Pull out each line of the records holding the string "posted".

* Start Material provided *

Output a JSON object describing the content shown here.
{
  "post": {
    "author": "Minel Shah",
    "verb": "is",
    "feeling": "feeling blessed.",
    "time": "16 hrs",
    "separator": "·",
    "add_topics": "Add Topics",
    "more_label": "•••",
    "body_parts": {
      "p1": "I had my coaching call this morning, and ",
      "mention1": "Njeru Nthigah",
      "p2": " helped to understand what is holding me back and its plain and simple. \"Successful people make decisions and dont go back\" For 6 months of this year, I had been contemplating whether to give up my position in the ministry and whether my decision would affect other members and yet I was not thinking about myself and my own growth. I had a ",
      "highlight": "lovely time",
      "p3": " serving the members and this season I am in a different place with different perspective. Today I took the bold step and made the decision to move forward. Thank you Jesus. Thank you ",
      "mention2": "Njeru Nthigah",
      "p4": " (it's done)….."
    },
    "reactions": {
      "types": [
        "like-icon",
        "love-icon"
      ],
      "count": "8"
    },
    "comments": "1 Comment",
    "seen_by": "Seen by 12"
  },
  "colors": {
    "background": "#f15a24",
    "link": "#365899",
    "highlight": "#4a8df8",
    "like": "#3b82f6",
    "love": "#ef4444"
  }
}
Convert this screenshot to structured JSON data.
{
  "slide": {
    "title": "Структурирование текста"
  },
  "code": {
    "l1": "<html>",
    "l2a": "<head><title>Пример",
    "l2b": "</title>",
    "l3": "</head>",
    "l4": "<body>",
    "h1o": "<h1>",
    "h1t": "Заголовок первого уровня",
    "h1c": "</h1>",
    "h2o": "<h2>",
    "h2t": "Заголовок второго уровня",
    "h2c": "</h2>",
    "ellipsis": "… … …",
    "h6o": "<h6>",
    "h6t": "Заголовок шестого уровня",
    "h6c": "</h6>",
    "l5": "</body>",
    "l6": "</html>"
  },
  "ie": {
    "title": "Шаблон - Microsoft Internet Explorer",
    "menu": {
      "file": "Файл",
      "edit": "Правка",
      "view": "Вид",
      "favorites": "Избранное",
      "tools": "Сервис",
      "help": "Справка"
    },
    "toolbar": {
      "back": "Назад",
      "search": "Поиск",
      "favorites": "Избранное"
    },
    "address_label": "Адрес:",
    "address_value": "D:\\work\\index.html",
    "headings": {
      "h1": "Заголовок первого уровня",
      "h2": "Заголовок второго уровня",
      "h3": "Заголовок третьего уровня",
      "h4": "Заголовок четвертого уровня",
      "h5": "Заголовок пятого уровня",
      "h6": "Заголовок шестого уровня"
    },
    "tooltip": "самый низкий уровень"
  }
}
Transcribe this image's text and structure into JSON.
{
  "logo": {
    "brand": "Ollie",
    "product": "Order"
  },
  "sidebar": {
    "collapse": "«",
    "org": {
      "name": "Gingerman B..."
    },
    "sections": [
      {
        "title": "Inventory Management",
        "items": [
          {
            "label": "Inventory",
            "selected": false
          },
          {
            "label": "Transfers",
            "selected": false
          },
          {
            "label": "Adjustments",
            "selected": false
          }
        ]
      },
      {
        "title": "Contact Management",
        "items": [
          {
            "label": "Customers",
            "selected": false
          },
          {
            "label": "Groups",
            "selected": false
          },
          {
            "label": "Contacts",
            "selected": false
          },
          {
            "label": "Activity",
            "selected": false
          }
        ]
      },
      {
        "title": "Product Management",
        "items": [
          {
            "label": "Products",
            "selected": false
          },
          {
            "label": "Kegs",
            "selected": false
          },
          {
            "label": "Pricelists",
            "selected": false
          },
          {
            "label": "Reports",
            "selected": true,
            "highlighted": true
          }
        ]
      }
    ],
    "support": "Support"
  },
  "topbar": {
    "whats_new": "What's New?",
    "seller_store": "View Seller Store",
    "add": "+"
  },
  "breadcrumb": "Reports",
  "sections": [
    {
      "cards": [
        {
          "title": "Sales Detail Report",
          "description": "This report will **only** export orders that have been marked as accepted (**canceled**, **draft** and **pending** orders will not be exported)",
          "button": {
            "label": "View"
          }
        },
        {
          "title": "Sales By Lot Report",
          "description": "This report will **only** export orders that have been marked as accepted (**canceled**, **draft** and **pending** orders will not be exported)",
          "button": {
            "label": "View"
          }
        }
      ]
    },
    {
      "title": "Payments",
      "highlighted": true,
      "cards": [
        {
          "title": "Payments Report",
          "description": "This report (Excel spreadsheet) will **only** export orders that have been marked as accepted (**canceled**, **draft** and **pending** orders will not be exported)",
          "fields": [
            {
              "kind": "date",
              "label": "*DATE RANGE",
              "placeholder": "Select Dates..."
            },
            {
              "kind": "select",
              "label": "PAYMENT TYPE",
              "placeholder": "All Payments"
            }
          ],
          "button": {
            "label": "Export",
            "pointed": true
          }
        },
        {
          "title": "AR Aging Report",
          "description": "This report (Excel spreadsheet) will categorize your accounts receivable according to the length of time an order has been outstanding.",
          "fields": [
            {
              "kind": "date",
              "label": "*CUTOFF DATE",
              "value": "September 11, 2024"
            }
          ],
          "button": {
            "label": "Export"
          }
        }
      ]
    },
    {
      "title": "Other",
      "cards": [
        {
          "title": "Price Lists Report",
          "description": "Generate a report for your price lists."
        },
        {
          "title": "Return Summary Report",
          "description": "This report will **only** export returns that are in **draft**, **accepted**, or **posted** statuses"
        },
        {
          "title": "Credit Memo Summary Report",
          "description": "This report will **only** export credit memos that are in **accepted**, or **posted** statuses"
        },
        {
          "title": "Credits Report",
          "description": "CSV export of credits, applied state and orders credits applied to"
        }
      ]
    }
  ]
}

* End Material provided *

• [Correct output]
          "description": "This report will **only** export returns that are in **draft**, **accepted**, or **posted** statuses"
          "description": "This report will **only** export credit memos that are in **accepted**, or **posted** statuses"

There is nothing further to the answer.